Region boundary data

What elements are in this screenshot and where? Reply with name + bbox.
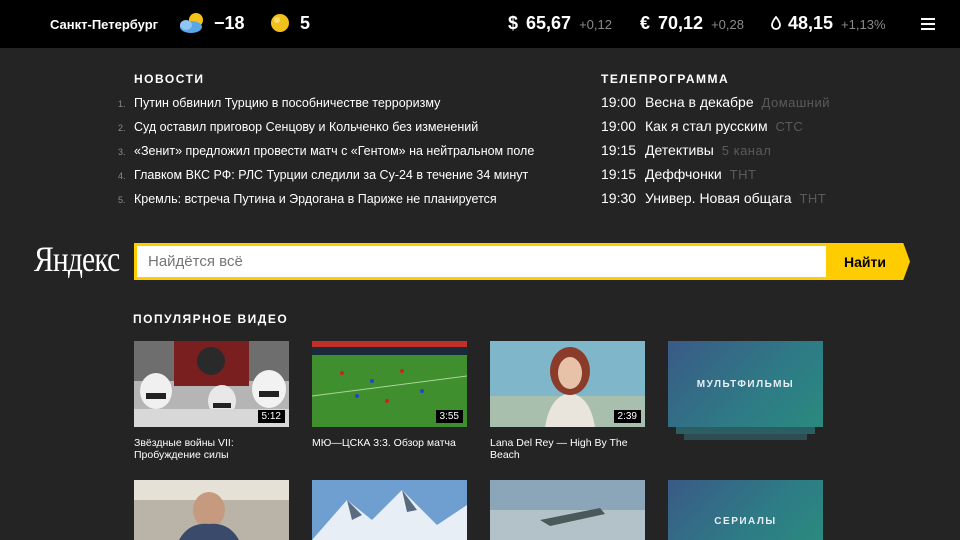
video-duration: 2:39 <box>613 410 641 423</box>
usd-change: +0,12 <box>579 17 612 32</box>
oil-value: 48,15 <box>788 13 834 33</box>
eur-rate[interactable]: €70,12 +0,28 <box>640 13 744 34</box>
video-duration: 5:12 <box>257 410 285 423</box>
oil-rate[interactable]: 48,15 +1,13% <box>771 13 886 34</box>
city-name[interactable]: Санкт-Петербург <box>50 17 158 32</box>
traffic-light-icon[interactable] <box>270 13 290 33</box>
stack-shadow <box>676 427 815 434</box>
stack-shadow <box>684 434 807 440</box>
oil-drop-icon <box>771 15 781 30</box>
video-caption[interactable]: МЮ—ЦСКА 3:3. Обзор матча <box>312 437 462 449</box>
tv-item[interactable]: 19:15 Детективы 5 канал <box>601 140 931 164</box>
top-bar: Санкт-Петербург −18 5 $65,67 +0,12 €70,12… <box>0 0 960 48</box>
dollar-icon: $ <box>508 13 519 33</box>
tv-title[interactable]: ТЕЛЕПРОГРАММА <box>601 72 729 86</box>
news-list: 1. Путин обвинил Турцию в пособничестве т… <box>118 93 578 213</box>
mountains-image <box>312 480 467 540</box>
video-thumbnail-jet[interactable] <box>490 480 645 540</box>
news-item[interactable]: 3. «Зенит» предложил провести матч с «Ген… <box>118 141 578 165</box>
tv-item[interactable]: 19:00 Как я стал русским СТС <box>601 116 931 140</box>
captain-image <box>134 480 289 540</box>
search-button[interactable]: Найти <box>826 243 910 280</box>
search-box <box>134 243 826 280</box>
yandex-logo[interactable]: Яндекс <box>34 238 120 280</box>
eur-change: +0,28 <box>711 17 744 32</box>
video-thumbnail-star-wars[interactable]: 5:12 <box>134 341 289 427</box>
news-item[interactable]: 4. Главком ВКС РФ: РЛС Турции следили за … <box>118 165 578 189</box>
video-caption[interactable]: Звёздные войны VII: Пробуждение силы <box>134 437 284 461</box>
oil-change: +1,13% <box>841 17 886 32</box>
usd-value: 65,67 <box>526 13 572 33</box>
search-input[interactable] <box>137 246 826 277</box>
video-thumbnail-mountains[interactable] <box>312 480 467 540</box>
traffic-score[interactable]: 5 <box>300 13 310 34</box>
video-thumbnail-captain[interactable] <box>134 480 289 540</box>
tv-item[interactable]: 19:00 Весна в декабре Домашний <box>601 92 931 116</box>
category-cartoons[interactable]: МУЛЬТФИЛЬМЫ <box>668 341 823 427</box>
video-caption[interactable]: Lana Del Rey — High By The Beach <box>490 437 640 461</box>
tv-item[interactable]: 19:15 Деффчонки ТНТ <box>601 164 931 188</box>
news-item[interactable]: 2. Суд оставил приговор Сенцову и Кольчен… <box>118 117 578 141</box>
tv-list: 19:00 Весна в декабре Домашний 19:00 Как я… <box>601 92 931 212</box>
video-duration: 3:55 <box>435 410 463 423</box>
jet-image <box>490 480 645 540</box>
temperature[interactable]: −18 <box>214 13 245 34</box>
euro-icon: € <box>640 13 651 33</box>
eur-value: 70,12 <box>658 13 704 33</box>
news-item[interactable]: 5. Кремль: встреча Путина и Эрдогана в Па… <box>118 189 578 213</box>
news-title[interactable]: НОВОСТИ <box>134 72 205 86</box>
tv-item[interactable]: 19:30 Универ. Новая общага ТНТ <box>601 188 931 212</box>
videos-title[interactable]: ПОПУЛЯРНОЕ ВИДЕО <box>133 312 288 326</box>
video-thumbnail-football[interactable]: 3:55 <box>312 341 467 427</box>
usd-rate[interactable]: $65,67 +0,12 <box>508 13 612 34</box>
video-thumbnail-lana-del-rey[interactable]: 2:39 <box>490 341 645 427</box>
partly-cloudy-icon[interactable] <box>178 12 208 34</box>
hamburger-menu-icon[interactable] <box>921 18 935 30</box>
news-item[interactable]: 1. Путин обвинил Турцию в пособничестве т… <box>118 93 578 117</box>
category-series[interactable]: СЕРИАЛЫ <box>668 480 823 540</box>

Requirement: Reproduce all of the lines above, switching each occurrence of "stack-shadow" to "card-shadow" and leaving everything else unchanged. Omit the pictures from your answer.

Correct result:
What elements are in this screenshot and where? Reply with name + bbox.
video-duration: 2:39 <box>613 410 641 423</box>
usd-change: +0,12 <box>579 17 612 32</box>
oil-value: 48,15 <box>788 13 834 33</box>
eur-rate[interactable]: €70,12 +0,28 <box>640 13 744 34</box>
video-duration: 5:12 <box>257 410 285 423</box>
oil-rate[interactable]: 48,15 +1,13% <box>771 13 886 34</box>
city-name[interactable]: Санкт-Петербург <box>50 17 158 32</box>
traffic-light-icon[interactable] <box>270 13 290 33</box>
card-shadow <box>676 427 815 434</box>
card-shadow <box>684 434 807 440</box>
oil-drop-icon <box>771 15 781 30</box>
video-caption[interactable]: МЮ—ЦСКА 3:3. Обзор матча <box>312 437 462 449</box>
tv-item[interactable]: 19:15 Детективы 5 канал <box>601 140 931 164</box>
top-bar: Санкт-Петербург −18 5 $65,67 +0,12 €70,12… <box>0 0 960 48</box>
dollar-icon: $ <box>508 13 519 33</box>
tv-title[interactable]: ТЕЛЕПРОГРАММА <box>601 72 729 86</box>
news-list: 1. Путин обвинил Турцию в пособничестве т… <box>118 93 578 213</box>
mountains-image <box>312 480 467 540</box>
video-thumbnail-jet[interactable] <box>490 480 645 540</box>
news-item[interactable]: 3. «Зенит» предложил провести матч с «Ген… <box>118 141 578 165</box>
tv-item[interactable]: 19:00 Как я стал русским СТС <box>601 116 931 140</box>
captain-image <box>134 480 289 540</box>
search-button[interactable]: Найти <box>826 243 910 280</box>
search-box <box>134 243 826 280</box>
yandex-logo[interactable]: Яндекс <box>34 238 120 280</box>
eur-change: +0,28 <box>711 17 744 32</box>
video-thumbnail-star-wars[interactable]: 5:12 <box>134 341 289 427</box>
news-item[interactable]: 4. Главком ВКС РФ: РЛС Турции следили за … <box>118 165 578 189</box>
video-caption[interactable]: Звёздные войны VII: Пробуждение силы <box>134 437 284 461</box>
oil-change: +1,13% <box>841 17 886 32</box>
usd-value: 65,67 <box>526 13 572 33</box>
search-input[interactable] <box>137 246 826 277</box>
video-thumbnail-mountains[interactable] <box>312 480 467 540</box>
traffic-score[interactable]: 5 <box>300 13 310 34</box>
video-thumbnail-captain[interactable] <box>134 480 289 540</box>
tv-item[interactable]: 19:00 Весна в декабре Домашний <box>601 92 931 116</box>
category-cartoons[interactable]: МУЛЬТФИЛЬМЫ <box>668 341 823 427</box>
video-caption[interactable]: Lana Del Rey — High By The Beach <box>490 437 640 461</box>
tv-item[interactable]: 19:15 Деффчонки ТНТ <box>601 164 931 188</box>
news-item[interactable]: 2. Суд оставил приговор Сенцову и Кольчен… <box>118 117 578 141</box>
tv-list: 19:00 Весна в декабре Домашний 19:00 Как я… <box>601 92 931 212</box>
video-duration: 3:55 <box>435 410 463 423</box>
jet-image <box>490 480 645 540</box>
temperature[interactable]: −18 <box>214 13 245 34</box>
euro-icon: € <box>640 13 651 33</box>
eur-value: 70,12 <box>658 13 704 33</box>
news-item[interactable]: 5. Кремль: встреча Путина и Эрдогана в Па… <box>118 189 578 213</box>
news-title[interactable]: НОВОСТИ <box>134 72 205 86</box>
tv-item[interactable]: 19:30 Универ. Новая общага ТНТ <box>601 188 931 212</box>
videos-title[interactable]: ПОПУЛЯРНОЕ ВИДЕО <box>133 312 288 326</box>
video-thumbnail-football[interactable]: 3:55 <box>312 341 467 427</box>
usd-rate[interactable]: $65,67 +0,12 <box>508 13 612 34</box>
video-thumbnail-lana-del-rey[interactable]: 2:39 <box>490 341 645 427</box>
partly-cloudy-icon[interactable] <box>178 12 208 34</box>
hamburger-menu-icon[interactable] <box>921 18 935 30</box>
news-item[interactable]: 1. Путин обвинил Турцию в пособничестве т… <box>118 93 578 117</box>
category-series[interactable]: СЕРИАЛЫ <box>668 480 823 540</box>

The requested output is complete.